# Exercise:
What lines of the data include the string "share"? Copy them all.

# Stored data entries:
§ §

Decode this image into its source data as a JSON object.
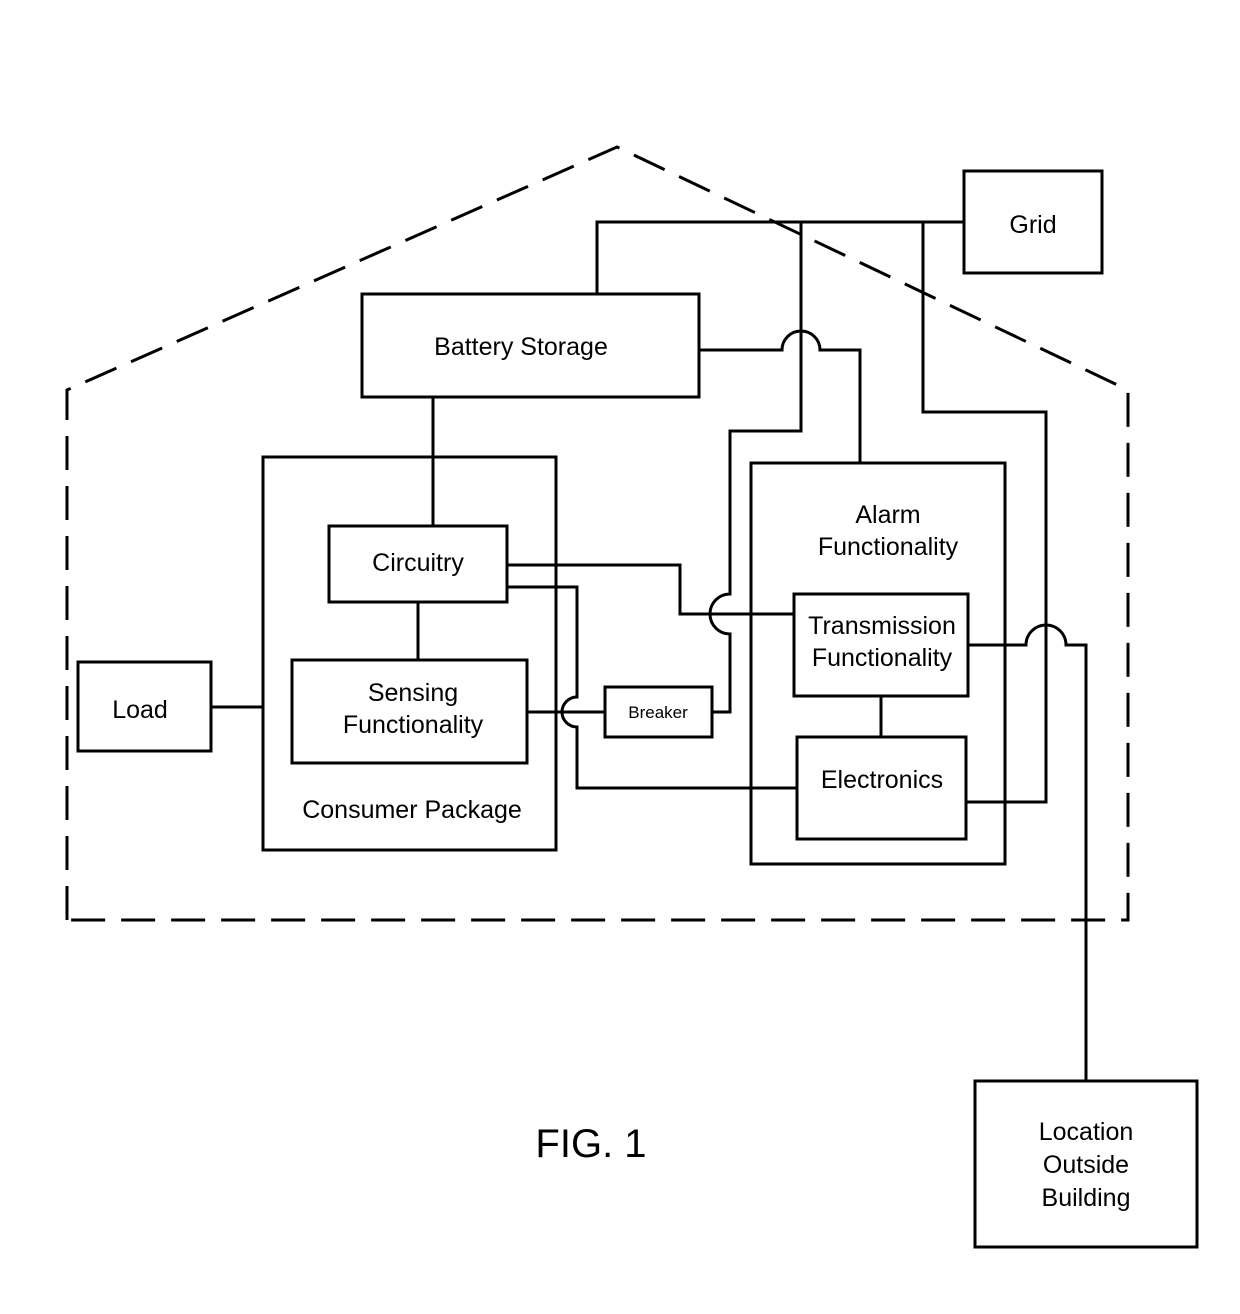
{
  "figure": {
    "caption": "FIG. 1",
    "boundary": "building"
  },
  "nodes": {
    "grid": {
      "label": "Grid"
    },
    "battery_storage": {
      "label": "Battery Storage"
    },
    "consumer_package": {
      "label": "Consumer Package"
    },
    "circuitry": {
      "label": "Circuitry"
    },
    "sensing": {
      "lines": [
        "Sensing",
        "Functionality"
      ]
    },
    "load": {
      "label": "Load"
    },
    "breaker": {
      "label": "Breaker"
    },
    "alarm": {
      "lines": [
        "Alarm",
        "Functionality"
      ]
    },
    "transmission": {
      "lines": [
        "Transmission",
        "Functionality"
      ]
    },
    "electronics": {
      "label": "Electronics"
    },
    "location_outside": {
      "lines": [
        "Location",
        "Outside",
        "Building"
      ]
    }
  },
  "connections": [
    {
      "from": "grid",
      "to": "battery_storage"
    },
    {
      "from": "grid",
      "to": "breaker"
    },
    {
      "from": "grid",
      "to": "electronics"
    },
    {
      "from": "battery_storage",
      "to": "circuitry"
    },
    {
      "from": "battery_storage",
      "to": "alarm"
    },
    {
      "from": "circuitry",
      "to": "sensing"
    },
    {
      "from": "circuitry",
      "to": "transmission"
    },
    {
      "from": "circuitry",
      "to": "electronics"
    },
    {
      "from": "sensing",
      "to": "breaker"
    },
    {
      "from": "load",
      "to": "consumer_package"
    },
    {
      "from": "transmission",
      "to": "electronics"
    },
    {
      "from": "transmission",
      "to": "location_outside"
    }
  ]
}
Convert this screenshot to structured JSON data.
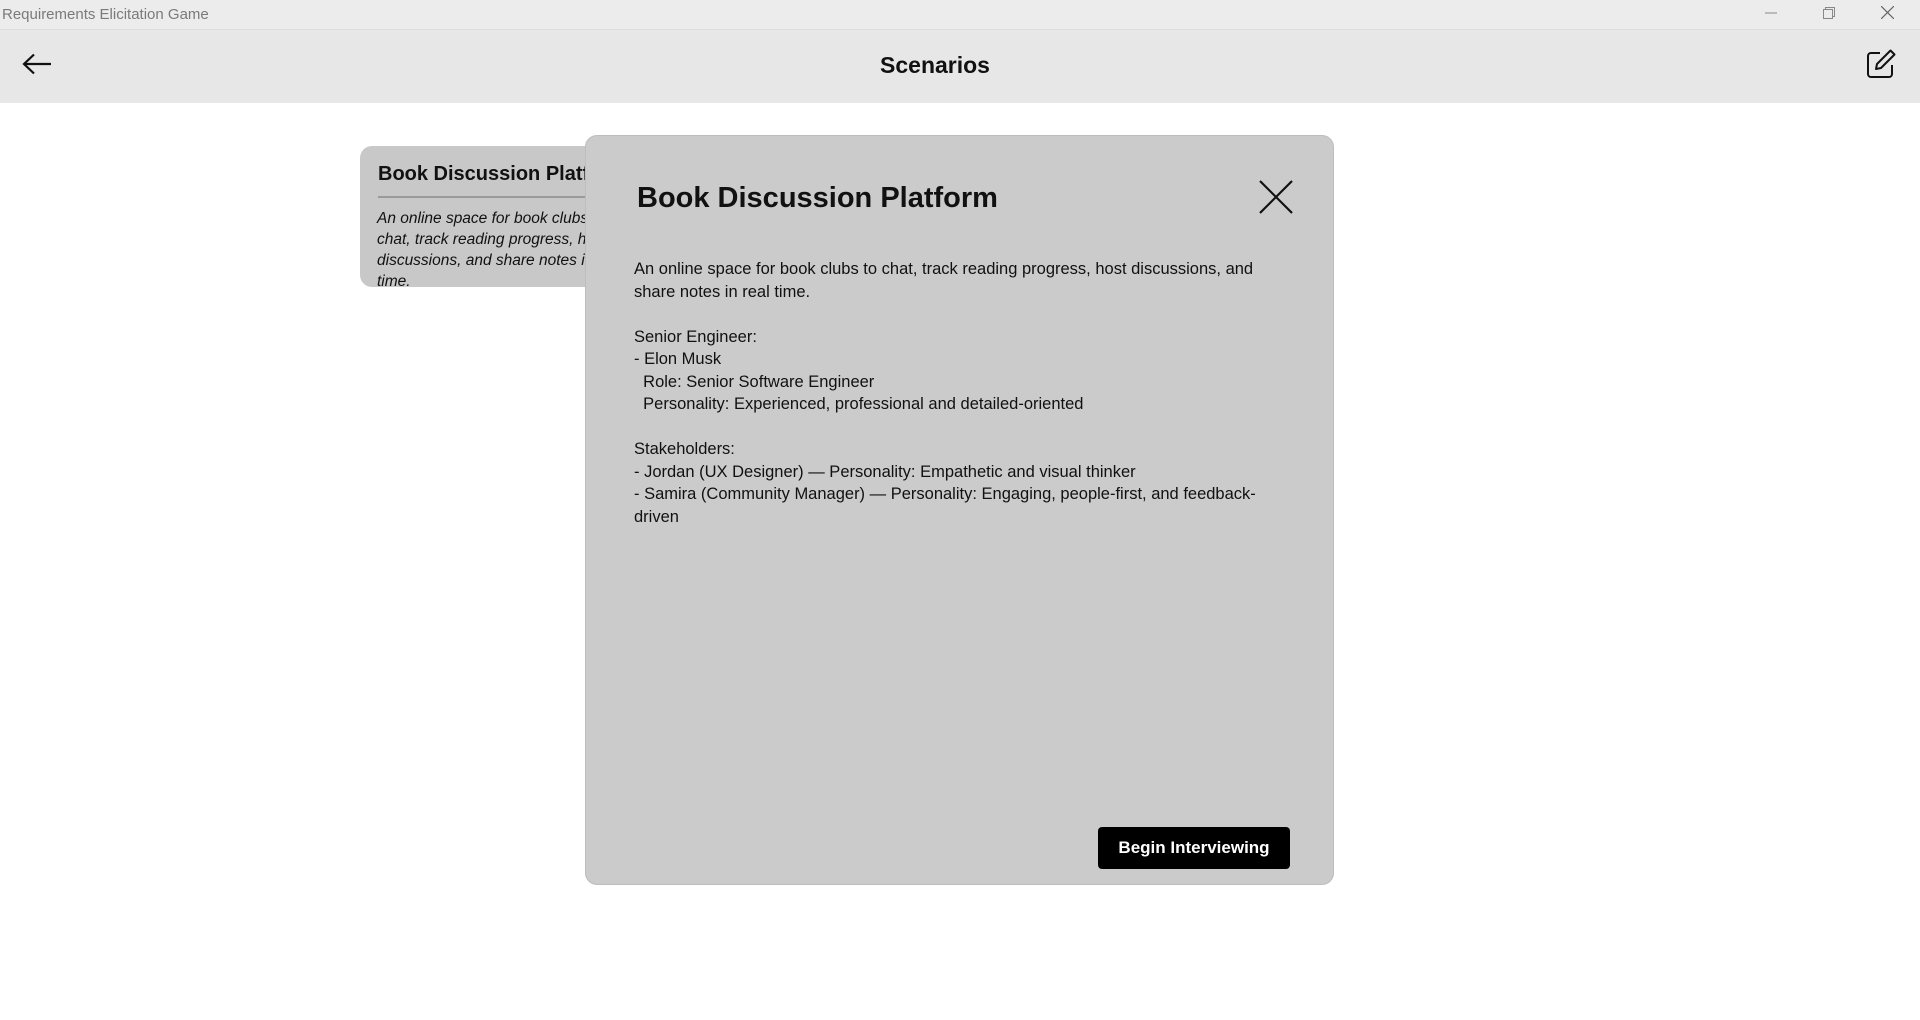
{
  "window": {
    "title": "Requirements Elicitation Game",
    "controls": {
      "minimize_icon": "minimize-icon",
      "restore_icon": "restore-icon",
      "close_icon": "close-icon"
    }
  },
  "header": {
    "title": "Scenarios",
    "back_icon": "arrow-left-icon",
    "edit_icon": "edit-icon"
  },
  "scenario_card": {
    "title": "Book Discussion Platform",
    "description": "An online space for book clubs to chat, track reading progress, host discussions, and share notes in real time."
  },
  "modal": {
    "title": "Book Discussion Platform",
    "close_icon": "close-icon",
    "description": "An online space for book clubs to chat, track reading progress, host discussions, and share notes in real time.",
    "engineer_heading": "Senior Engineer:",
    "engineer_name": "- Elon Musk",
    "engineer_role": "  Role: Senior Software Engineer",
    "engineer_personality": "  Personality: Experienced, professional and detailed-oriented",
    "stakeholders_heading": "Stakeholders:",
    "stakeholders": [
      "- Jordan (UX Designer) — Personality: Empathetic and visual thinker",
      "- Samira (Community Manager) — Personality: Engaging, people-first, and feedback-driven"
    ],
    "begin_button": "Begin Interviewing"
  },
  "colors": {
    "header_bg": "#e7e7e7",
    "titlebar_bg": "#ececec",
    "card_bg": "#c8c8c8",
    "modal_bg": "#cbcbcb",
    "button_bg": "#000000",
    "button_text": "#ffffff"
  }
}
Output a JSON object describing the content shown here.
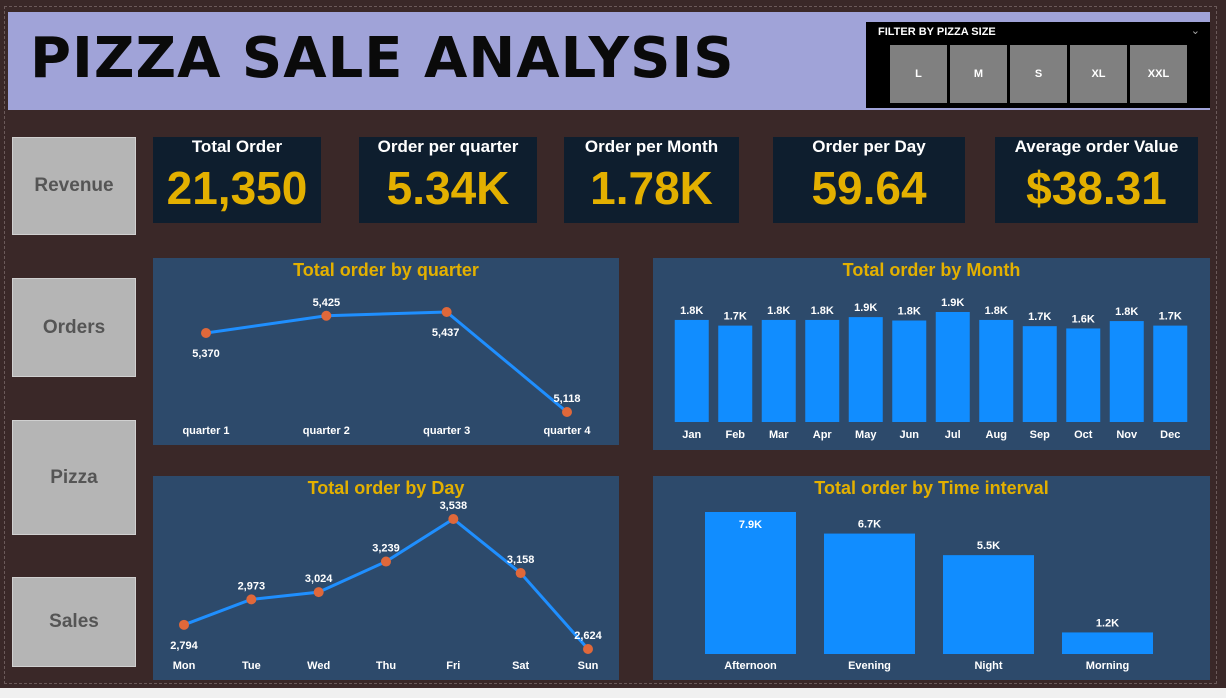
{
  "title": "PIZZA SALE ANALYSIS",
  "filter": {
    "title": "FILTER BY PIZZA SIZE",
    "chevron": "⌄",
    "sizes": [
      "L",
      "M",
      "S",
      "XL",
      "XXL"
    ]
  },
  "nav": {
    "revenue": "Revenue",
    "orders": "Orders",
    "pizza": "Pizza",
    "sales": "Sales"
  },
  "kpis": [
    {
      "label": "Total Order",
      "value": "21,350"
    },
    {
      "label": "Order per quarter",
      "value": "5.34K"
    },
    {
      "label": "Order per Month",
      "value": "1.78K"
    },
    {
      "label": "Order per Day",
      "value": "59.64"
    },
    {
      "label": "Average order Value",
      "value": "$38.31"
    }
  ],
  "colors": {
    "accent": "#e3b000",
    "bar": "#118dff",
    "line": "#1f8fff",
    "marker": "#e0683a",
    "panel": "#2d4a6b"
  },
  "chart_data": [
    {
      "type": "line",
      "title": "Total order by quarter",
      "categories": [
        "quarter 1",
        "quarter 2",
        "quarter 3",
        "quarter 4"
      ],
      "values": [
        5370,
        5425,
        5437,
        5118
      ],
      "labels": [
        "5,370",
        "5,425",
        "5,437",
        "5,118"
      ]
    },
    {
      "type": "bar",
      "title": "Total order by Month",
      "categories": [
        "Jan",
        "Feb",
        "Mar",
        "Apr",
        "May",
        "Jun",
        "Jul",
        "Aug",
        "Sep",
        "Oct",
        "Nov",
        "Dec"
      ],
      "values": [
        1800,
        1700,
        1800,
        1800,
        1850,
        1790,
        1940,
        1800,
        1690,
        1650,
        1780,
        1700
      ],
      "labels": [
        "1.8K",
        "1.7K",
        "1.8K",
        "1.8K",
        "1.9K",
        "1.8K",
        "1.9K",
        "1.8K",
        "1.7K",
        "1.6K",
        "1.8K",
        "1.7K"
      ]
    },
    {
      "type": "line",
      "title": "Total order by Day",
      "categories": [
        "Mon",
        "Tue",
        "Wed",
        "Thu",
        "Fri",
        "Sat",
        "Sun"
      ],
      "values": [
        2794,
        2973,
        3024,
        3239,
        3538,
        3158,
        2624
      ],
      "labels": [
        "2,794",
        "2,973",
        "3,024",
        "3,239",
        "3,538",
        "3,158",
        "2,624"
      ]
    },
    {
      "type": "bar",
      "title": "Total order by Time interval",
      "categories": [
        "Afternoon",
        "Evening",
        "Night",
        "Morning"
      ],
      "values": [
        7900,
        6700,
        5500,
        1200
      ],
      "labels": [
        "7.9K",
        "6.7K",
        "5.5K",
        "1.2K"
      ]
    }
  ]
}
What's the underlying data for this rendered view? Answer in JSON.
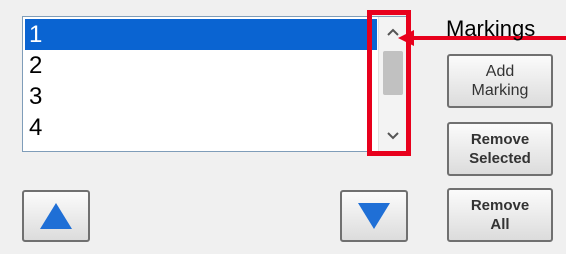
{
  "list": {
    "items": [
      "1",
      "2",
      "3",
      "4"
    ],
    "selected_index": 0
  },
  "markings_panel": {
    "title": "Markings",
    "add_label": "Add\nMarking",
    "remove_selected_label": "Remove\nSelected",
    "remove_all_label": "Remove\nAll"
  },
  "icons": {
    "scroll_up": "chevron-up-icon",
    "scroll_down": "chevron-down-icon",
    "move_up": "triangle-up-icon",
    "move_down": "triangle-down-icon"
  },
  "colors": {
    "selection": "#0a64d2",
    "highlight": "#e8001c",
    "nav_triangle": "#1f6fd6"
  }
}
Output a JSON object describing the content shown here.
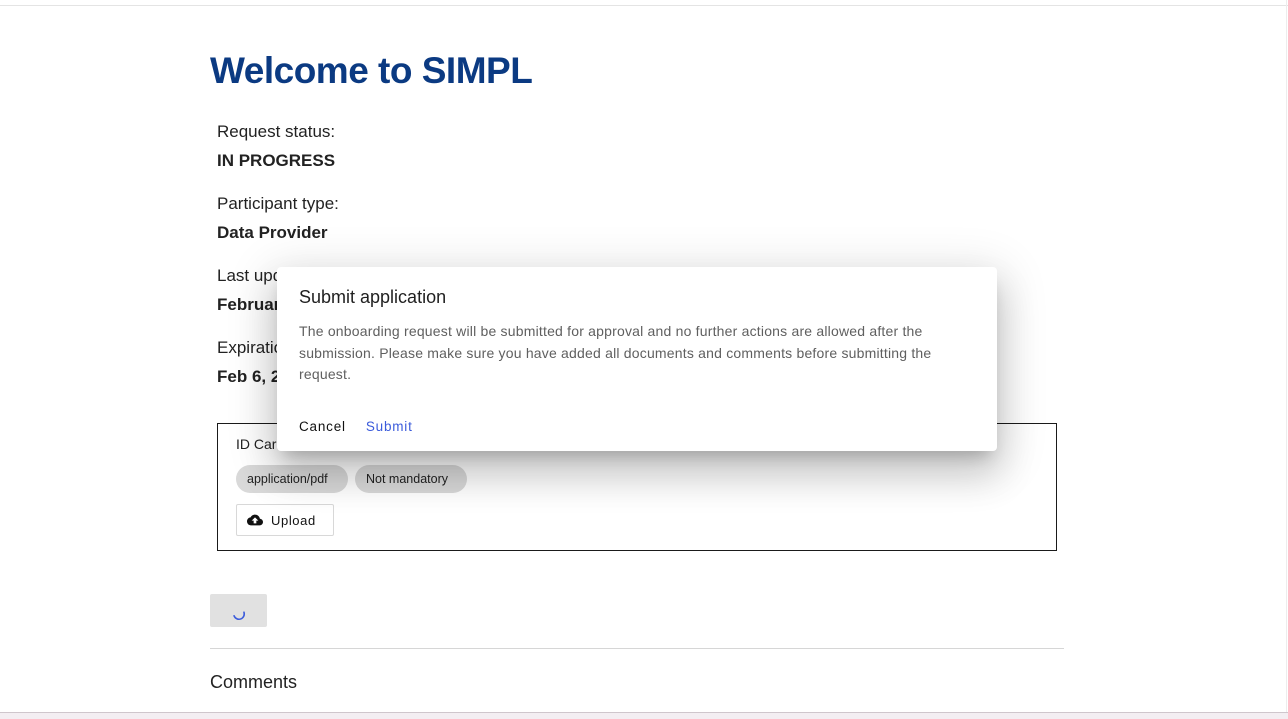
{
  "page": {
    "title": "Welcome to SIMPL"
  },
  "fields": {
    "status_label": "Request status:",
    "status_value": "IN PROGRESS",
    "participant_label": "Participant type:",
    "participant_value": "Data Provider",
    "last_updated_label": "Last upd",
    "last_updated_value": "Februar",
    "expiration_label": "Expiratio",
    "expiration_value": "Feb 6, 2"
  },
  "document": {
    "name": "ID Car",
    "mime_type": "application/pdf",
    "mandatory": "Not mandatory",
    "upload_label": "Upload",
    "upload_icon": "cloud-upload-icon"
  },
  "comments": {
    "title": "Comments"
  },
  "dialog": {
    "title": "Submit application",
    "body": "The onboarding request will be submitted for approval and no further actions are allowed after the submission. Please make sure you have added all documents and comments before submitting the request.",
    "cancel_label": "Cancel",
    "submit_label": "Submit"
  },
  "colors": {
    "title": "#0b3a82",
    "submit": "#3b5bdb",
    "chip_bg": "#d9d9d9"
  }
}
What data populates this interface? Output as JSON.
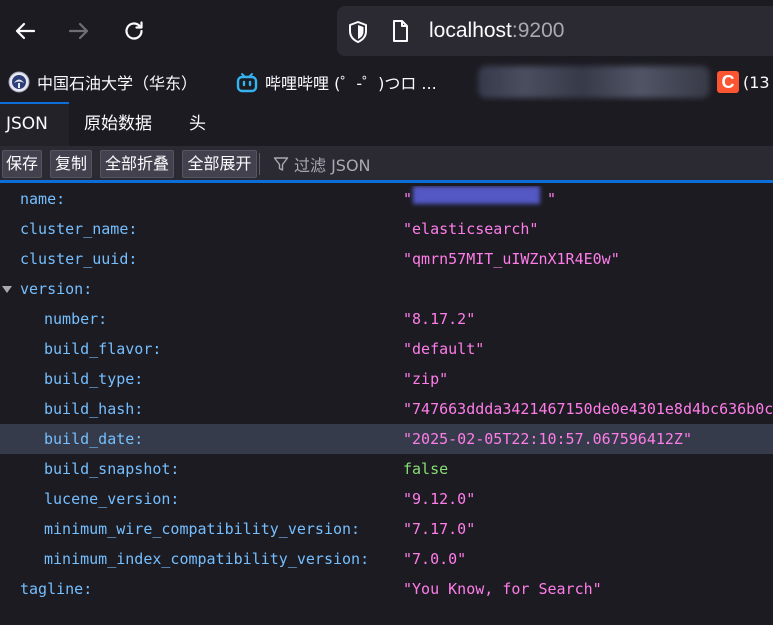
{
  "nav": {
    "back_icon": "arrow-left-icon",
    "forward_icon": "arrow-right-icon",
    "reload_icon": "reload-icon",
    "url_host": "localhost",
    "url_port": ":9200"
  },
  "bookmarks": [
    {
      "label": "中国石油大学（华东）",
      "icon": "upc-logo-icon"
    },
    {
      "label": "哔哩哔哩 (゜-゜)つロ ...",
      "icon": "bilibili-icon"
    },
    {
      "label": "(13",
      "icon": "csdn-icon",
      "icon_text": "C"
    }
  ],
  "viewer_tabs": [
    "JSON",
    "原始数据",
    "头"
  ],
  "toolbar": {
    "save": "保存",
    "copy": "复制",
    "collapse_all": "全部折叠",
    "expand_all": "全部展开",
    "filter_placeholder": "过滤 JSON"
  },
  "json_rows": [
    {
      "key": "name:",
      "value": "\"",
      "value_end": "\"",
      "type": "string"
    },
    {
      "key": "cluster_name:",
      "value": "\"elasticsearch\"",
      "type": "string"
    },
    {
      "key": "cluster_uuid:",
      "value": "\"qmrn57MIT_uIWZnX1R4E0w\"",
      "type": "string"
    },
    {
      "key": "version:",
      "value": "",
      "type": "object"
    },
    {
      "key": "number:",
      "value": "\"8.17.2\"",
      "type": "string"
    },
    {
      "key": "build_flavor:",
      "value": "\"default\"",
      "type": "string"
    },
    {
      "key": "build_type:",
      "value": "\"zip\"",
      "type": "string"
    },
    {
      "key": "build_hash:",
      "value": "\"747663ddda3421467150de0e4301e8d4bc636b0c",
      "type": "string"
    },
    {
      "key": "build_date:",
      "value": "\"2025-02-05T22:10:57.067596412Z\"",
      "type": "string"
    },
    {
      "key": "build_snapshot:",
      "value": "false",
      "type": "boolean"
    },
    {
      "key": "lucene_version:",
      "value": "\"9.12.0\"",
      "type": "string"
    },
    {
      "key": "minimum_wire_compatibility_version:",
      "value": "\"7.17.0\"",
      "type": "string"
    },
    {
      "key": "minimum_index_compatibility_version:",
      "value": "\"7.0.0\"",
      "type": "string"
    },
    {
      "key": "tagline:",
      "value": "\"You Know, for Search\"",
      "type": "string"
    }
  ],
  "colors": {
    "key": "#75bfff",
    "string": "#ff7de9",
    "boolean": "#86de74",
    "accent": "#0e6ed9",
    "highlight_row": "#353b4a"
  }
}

§ §

# Reply to the task:
    "description": "An online space for book clubs to chat, track reading progress, host discussions, and share notes in real time."
    "description": "An online space for book clubs to chat, track reading progress, host discussions, and share notes in real time.",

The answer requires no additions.